* **Excerpts from a figure dataset**
-*-*-
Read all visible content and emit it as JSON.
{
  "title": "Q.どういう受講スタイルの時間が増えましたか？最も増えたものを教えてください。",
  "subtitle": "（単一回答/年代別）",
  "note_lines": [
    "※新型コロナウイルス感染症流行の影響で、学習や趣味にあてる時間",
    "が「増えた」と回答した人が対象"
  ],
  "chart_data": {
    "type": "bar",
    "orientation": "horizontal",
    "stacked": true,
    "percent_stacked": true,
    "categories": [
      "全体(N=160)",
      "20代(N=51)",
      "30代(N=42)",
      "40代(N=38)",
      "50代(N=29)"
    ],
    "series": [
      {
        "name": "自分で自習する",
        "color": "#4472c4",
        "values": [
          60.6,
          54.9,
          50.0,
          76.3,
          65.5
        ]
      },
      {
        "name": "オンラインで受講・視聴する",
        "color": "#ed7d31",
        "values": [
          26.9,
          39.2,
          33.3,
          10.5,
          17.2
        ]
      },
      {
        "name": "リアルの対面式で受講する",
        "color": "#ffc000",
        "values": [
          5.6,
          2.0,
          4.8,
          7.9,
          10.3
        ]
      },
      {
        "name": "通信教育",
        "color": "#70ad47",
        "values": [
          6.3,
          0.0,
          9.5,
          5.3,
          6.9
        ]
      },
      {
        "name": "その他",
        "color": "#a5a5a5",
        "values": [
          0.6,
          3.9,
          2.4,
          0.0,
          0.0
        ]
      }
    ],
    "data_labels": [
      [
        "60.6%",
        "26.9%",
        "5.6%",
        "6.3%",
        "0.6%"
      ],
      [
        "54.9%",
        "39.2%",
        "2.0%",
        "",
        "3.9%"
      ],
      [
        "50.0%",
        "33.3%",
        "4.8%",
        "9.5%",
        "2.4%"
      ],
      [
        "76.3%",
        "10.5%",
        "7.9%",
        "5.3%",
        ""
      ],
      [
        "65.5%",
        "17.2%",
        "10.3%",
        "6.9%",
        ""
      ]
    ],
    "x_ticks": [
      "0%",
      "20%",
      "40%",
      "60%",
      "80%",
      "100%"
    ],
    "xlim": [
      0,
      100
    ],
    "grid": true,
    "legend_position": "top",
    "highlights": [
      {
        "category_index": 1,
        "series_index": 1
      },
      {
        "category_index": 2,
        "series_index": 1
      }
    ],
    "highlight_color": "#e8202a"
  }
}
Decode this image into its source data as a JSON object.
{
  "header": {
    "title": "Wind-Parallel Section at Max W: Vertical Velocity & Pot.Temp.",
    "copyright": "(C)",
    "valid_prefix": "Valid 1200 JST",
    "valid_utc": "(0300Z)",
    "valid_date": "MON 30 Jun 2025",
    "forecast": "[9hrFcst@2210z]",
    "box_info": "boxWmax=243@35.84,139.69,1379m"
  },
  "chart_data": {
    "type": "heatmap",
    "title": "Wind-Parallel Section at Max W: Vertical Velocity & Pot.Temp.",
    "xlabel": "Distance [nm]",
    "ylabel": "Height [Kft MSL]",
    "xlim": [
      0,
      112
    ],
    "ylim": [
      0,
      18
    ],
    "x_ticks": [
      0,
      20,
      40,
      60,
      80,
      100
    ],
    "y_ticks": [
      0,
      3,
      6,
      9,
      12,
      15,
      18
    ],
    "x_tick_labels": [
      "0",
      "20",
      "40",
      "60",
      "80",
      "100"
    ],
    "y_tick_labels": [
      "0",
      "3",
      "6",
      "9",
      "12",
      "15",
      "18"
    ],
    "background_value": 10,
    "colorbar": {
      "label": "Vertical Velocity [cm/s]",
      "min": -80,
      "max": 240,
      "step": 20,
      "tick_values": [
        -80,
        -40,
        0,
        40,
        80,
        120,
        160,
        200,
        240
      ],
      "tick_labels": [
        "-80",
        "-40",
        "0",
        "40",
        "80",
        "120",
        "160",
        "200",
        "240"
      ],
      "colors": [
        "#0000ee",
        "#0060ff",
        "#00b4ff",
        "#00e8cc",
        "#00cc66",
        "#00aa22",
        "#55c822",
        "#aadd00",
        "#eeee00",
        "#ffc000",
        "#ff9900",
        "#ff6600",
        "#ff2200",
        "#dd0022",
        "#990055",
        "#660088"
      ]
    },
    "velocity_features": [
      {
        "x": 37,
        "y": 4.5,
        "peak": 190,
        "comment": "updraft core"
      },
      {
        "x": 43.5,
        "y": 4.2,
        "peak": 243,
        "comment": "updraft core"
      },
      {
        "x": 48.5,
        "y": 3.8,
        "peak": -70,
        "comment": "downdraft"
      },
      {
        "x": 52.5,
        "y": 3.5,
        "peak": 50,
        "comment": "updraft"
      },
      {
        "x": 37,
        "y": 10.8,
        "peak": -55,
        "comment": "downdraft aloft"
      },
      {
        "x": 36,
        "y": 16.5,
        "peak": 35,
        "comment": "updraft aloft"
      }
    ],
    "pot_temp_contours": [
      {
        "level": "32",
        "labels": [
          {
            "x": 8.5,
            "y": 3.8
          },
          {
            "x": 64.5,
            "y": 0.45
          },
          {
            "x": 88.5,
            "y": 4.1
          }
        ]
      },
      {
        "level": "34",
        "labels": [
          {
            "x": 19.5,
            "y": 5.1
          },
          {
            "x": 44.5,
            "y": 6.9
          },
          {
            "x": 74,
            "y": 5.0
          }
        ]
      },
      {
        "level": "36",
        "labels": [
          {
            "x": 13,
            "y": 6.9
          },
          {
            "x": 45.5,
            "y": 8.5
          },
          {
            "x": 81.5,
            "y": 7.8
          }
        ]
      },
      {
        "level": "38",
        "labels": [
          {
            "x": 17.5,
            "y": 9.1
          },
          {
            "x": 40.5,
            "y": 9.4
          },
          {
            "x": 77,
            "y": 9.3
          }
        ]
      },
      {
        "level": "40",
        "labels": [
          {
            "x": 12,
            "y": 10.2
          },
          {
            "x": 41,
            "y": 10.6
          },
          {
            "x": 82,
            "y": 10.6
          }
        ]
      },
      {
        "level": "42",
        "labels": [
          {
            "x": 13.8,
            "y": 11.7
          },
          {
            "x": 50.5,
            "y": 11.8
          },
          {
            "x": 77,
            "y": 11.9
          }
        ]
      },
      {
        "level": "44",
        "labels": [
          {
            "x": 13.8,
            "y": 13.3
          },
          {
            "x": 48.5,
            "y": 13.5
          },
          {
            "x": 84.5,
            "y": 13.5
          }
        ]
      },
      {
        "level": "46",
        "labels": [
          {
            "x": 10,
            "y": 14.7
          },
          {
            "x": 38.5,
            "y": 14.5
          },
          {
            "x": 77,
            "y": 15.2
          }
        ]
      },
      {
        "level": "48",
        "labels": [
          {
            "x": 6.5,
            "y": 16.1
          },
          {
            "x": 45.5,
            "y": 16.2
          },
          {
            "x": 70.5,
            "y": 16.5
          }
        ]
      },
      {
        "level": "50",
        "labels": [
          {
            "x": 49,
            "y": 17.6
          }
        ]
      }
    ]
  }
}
-*-*-
* **Your instructions**
Your task is to print the whole listing again exactly.

* **Written reply**
Read all visible content and emit it as JSON.
{
  "title": "Q.どういう受講スタイルの時間が増えましたか？最も増えたものを教えてください。",
  "subtitle": "（単一回答/年代別）",
  "note_lines": [
    "※新型コロナウイルス感染症流行の影響で、学習や趣味にあてる時間",
    "が「増えた」と回答した人が対象"
  ],
  "chart_data": {
    "type": "bar",
    "orientation": "horizontal",
    "stacked": true,
    "percent_stacked": true,
    "categories": [
      "全体(N=160)",
      "20代(N=51)",
      "30代(N=42)",
      "40代(N=38)",
      "50代(N=29)"
    ],
    "series": [
      {
        "name": "自分で自習する",
        "color": "#4472c4",
        "values": [
          60.6,
          54.9,
          50.0,
          76.3,
          65.5
        ]
      },
      {
        "name": "オンラインで受講・視聴する",
        "color": "#ed7d31",
        "values": [
          26.9,
          39.2,
          33.3,
          10.5,
          17.2
        ]
      },
      {
        "name": "リアルの対面式で受講する",
        "color": "#ffc000",
        "values": [
          5.6,
          2.0,
          4.8,
          7.9,
          10.3
        ]
      },
      {
        "name": "通信教育",
        "color": "#70ad47",
        "values": [
          6.3,
          0.0,
          9.5,
          5.3,
          6.9
        ]
      },
      {
        "name": "その他",
        "color": "#a5a5a5",
        "values": [
          0.6,
          3.9,
          2.4,
          0.0,
          0.0
        ]
      }
    ],
    "data_labels": [
      [
        "60.6%",
        "26.9%",
        "5.6%",
        "6.3%",
        "0.6%"
      ],
      [
        "54.9%",
        "39.2%",
        "2.0%",
        "",
        "3.9%"
      ],
      [
        "50.0%",
        "33.3%",
        "4.8%",
        "9.5%",
        "2.4%"
      ],
      [
        "76.3%",
        "10.5%",
        "7.9%",
        "5.3%",
        ""
      ],
      [
        "65.5%",
        "17.2%",
        "10.3%",
        "6.9%",
        ""
      ]
    ],
    "x_ticks": [
      "0%",
      "20%",
      "40%",
      "60%",
      "80%",
      "100%"
    ],
    "xlim": [
      0,
      100
    ],
    "grid": true,
    "legend_position": "top",
    "highlights": [
      {
        "category_index": 1,
        "series_index": 1
      },
      {
        "category_index": 2,
        "series_index": 1
      }
    ],
    "highlight_color": "#e8202a"
  }
}
Decode this image into its source data as a JSON object.
{
  "header": {
    "title": "Wind-Parallel Section at Max W: Vertical Velocity & Pot.Temp.",
    "copyright": "(C)",
    "valid_prefix": "Valid 1200 JST",
    "valid_utc": "(0300Z)",
    "valid_date": "MON 30 Jun 2025",
    "forecast": "[9hrFcst@2210z]",
    "box_info": "boxWmax=243@35.84,139.69,1379m"
  },
  "chart_data": {
    "type": "heatmap",
    "title": "Wind-Parallel Section at Max W: Vertical Velocity & Pot.Temp.",
    "xlabel": "Distance [nm]",
    "ylabel": "Height [Kft MSL]",
    "xlim": [
      0,
      112
    ],
    "ylim": [
      0,
      18
    ],
    "x_ticks": [
      0,
      20,
      40,
      60,
      80,
      100
    ],
    "y_ticks": [
      0,
      3,
      6,
      9,
      12,
      15,
      18
    ],
    "x_tick_labels": [
      "0",
      "20",
      "40",
      "60",
      "80",
      "100"
    ],
    "y_tick_labels": [
      "0",
      "3",
      "6",
      "9",
      "12",
      "15",
      "18"
    ],
    "background_value": 10,
    "colorbar": {
      "label": "Vertical Velocity [cm/s]",
      "min": -80,
      "max": 240,
      "step": 20,
      "tick_values": [
        -80,
        -40,
        0,
        40,
        80,
        120,
        160,
        200,
        240
      ],
      "tick_labels": [
        "-80",
        "-40",
        "0",
        "40",
        "80",
        "120",
        "160",
        "200",
        "240"
      ],
      "colors": [
        "#0000ee",
        "#0060ff",
        "#00b4ff",
        "#00e8cc",
        "#00cc66",
        "#00aa22",
        "#55c822",
        "#aadd00",
        "#eeee00",
        "#ffc000",
        "#ff9900",
        "#ff6600",
        "#ff2200",
        "#dd0022",
        "#990055",
        "#660088"
      ]
    },
    "velocity_features": [
      {
        "x": 37,
        "y": 4.5,
        "peak": 190,
        "comment": "updraft core"
      },
      {
        "x": 43.5,
        "y": 4.2,
        "peak": 243,
        "comment": "updraft core"
      },
      {
        "x": 48.5,
        "y": 3.8,
        "peak": -70,
        "comment": "downdraft"
      },
      {
        "x": 52.5,
        "y": 3.5,
        "peak": 50,
        "comment": "updraft"
      },
      {
        "x": 37,
        "y": 10.8,
        "peak": -55,
        "comment": "downdraft aloft"
      },
      {
        "x": 36,
        "y": 16.5,
        "peak": 35,
        "comment": "updraft aloft"
      }
    ],
    "pot_temp_contours": [
      {
        "level": "32",
        "labels": [
          {
            "x": 8.5,
            "y": 3.8
          },
          {
            "x": 64.5,
            "y": 0.45
          },
          {
            "x": 88.5,
            "y": 4.1
          }
        ]
      },
      {
        "level": "34",
        "labels": [
          {
            "x": 19.5,
            "y": 5.1
          },
          {
            "x": 44.5,
            "y": 6.9
          },
          {
            "x": 74,
            "y": 5.0
          }
        ]
      },
      {
        "level": "36",
        "labels": [
          {
            "x": 13,
            "y": 6.9
          },
          {
            "x": 45.5,
            "y": 8.5
          },
          {
            "x": 81.5,
            "y": 7.8
          }
        ]
      },
      {
        "level": "38",
        "labels": [
          {
            "x": 17.5,
            "y": 9.1
          },
          {
            "x": 40.5,
            "y": 9.4
          },
          {
            "x": 77,
            "y": 9.3
          }
        ]
      },
      {
        "level": "40",
        "labels": [
          {
            "x": 12,
            "y": 10.2
          },
          {
            "x": 41,
            "y": 10.6
          },
          {
            "x": 82,
            "y": 10.6
          }
        ]
      },
      {
        "level": "42",
        "labels": [
          {
            "x": 13.8,
            "y": 11.7
          },
          {
            "x": 50.5,
            "y": 11.8
          },
          {
            "x": 77,
            "y": 11.9
          }
        ]
      },
      {
        "level": "44",
        "labels": [
          {
            "x": 13.8,
            "y": 13.3
          },
          {
            "x": 48.5,
            "y": 13.5
          },
          {
            "x": 84.5,
            "y": 13.5
          }
        ]
      },
      {
        "level": "46",
        "labels": [
          {
            "x": 10,
            "y": 14.7
          },
          {
            "x": 38.5,
            "y": 14.5
          },
          {
            "x": 77,
            "y": 15.2
          }
        ]
      },
      {
        "level": "48",
        "labels": [
          {
            "x": 6.5,
            "y": 16.1
          },
          {
            "x": 45.5,
            "y": 16.2
          },
          {
            "x": 70.5,
            "y": 16.5
          }
        ]
      },
      {
        "level": "50",
        "labels": [
          {
            "x": 49,
            "y": 17.6
          }
        ]
      }
    ]
  }
}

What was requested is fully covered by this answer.